**DOCUMENT SEGMENT:**
+++
Thrones’ production embraced the memes about Gendry still rowing yet remained silent regarding the audience discourse about depiction of sexual assault in the show. This contrast illustrates the tendency of production to privilege some audience paratexts and label them as “quality fandom” (Kohnen 2018) while shunning others. When the sixth season of Thrones was airing, HBO attempted to explicitly define quality fandom through example, by creating supplemental paratexts resembling audience-authored ones. Following each new installment of Thrones, a 30-min episode of a talk show called After the Thrones, with the slogan “Fan the flames of your fandom!”, was broadcasted. In this after-show, Chris Ryan and Andy Greenwald enthused about the latest episode of Thrones. Ryan and Greenwald are both journalists and TV producers, but here they were presented as fans making a show for other fans. The first episode of After the Thrones begins with the following exchange:
Ryan: “This is After the Thrones. Every week, we’re going to be bringing you analysis, jokes, the whos, the whats, the whens, the wheres, the WTFs of this entire Game of Thrones season six.”
Greenwald: “This is the place for hopefully smart conversation, wild speculation and, I pray, some Dornish wine recommendations.”
Ryan: [laughs]
Greenwald: “Think of it this way: If Game of Thrones, the show, is Brienne of Tarth, we are Podrick.”
Ryan: “Yeah, following behind but woefully bad at hunting.”
(Greenwald and Chris 2016, 00:22–00:51).
+++
**WRITTEN TASK 1:**
Update the records from the line containing "- node-distribution-of-jet-characteristics: Distribution" down through the line containing "- node-numerical-simulation-results: Numerical" by replacing "jet characteristics" with "jet parameters", leaving everything else unchanged, and give back only those lines.

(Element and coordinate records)
+++
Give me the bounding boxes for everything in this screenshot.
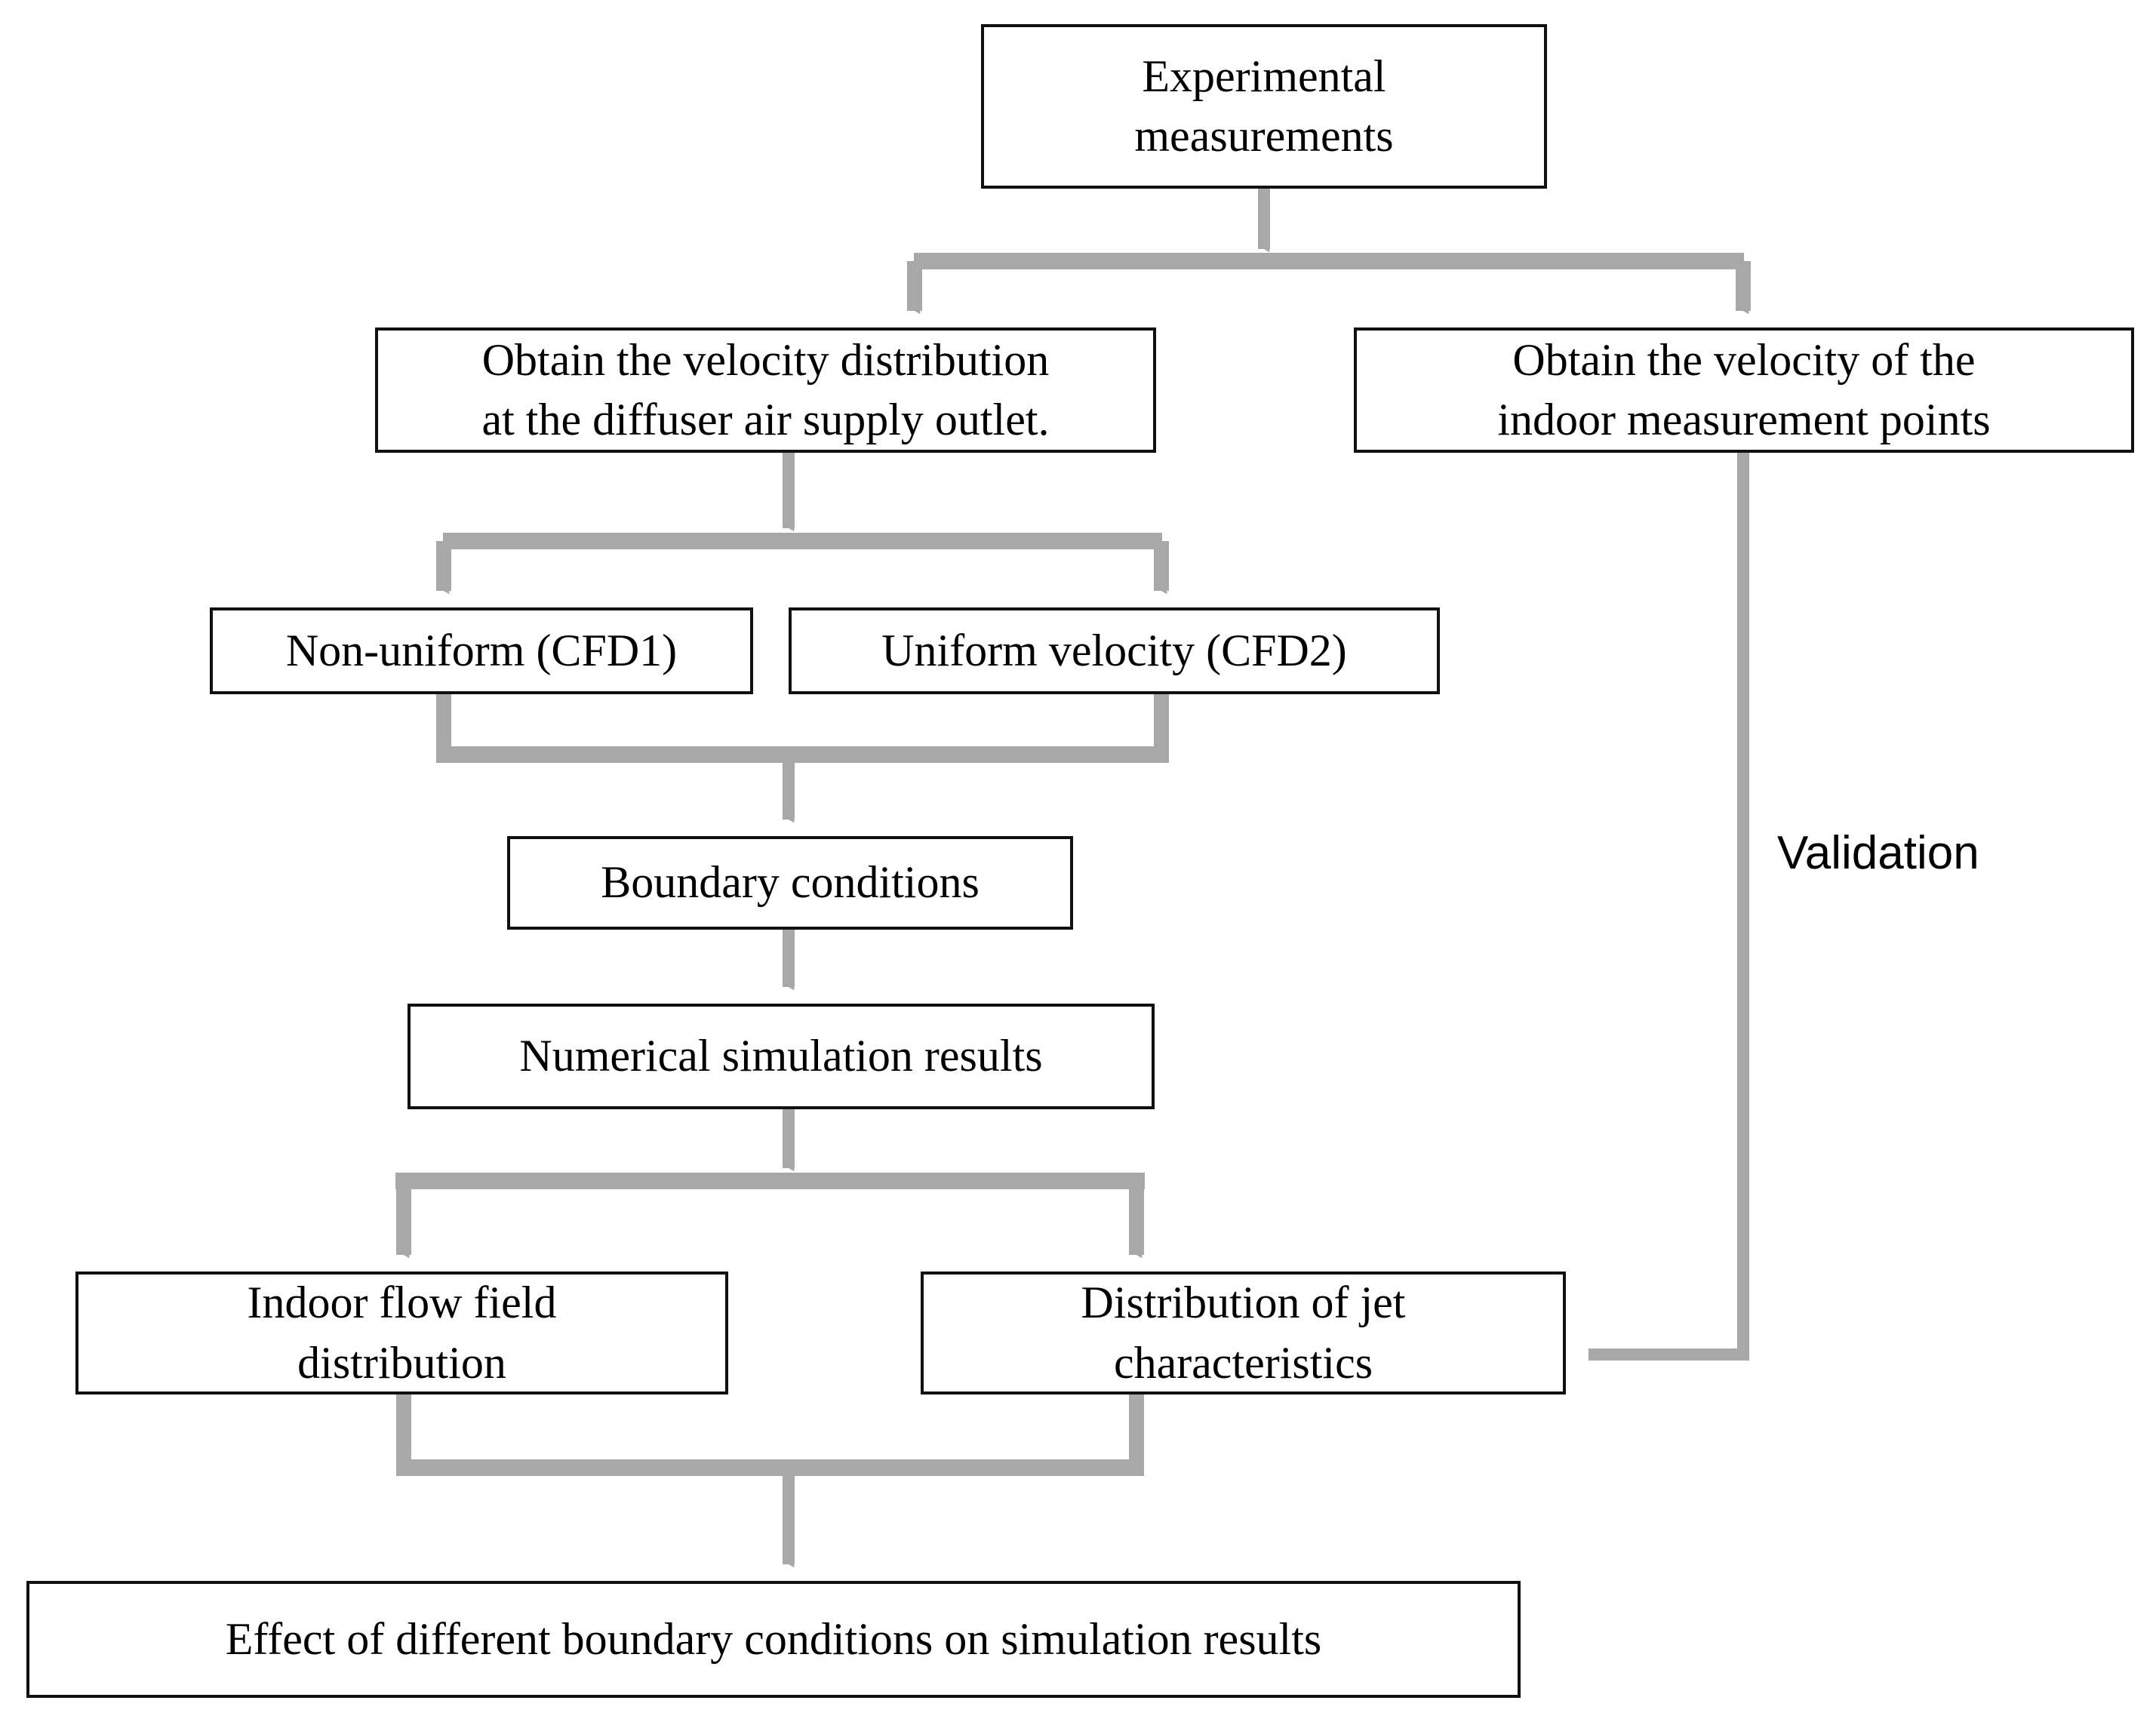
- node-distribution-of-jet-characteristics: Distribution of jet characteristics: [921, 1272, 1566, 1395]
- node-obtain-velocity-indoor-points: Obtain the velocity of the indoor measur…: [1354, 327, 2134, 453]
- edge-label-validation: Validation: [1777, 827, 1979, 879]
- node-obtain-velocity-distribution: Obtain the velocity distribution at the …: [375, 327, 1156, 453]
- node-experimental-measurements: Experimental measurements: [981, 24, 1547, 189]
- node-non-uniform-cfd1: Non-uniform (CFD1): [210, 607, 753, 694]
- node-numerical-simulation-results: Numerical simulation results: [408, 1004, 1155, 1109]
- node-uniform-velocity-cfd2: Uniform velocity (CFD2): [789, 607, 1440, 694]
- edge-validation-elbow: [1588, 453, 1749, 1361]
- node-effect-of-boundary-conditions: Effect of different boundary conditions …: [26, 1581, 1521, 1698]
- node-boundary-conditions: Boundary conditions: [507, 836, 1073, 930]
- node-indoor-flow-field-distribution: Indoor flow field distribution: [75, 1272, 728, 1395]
+++
**WRITTEN TASK 2:**
Translate this sentence from the passage on Game of Thrones fandom into Spanish: "Ryan and Greenwald are both journalists and TV producers, but here they were presented as fans making a show for other fans."

**WRITTEN RESPONSE 1:**
- node-distribution-of-jet-characteristics: Distribution of jet parameters: [921, 1272, 1566, 1395]
- node-obtain-velocity-indoor-points: Obtain the velocity of the indoor measur…: [1354, 327, 2134, 453]
- edge-label-validation: Validation: [1777, 827, 1979, 879]
- node-obtain-velocity-distribution: Obtain the velocity distribution at the …: [375, 327, 1156, 453]
- node-experimental-measurements: Experimental measurements: [981, 24, 1547, 189]
- node-non-uniform-cfd1: Non-uniform (CFD1): [210, 607, 753, 694]
- node-numerical-simulation-results: Numerical simulation results: [408, 1004, 1155, 1109]

**WRITTEN RESPONSE 2:**
Ryan y Greenwald son periodistas y productores de televisión, pero aquí se los presentó como fans que hacían un programa para otros fans.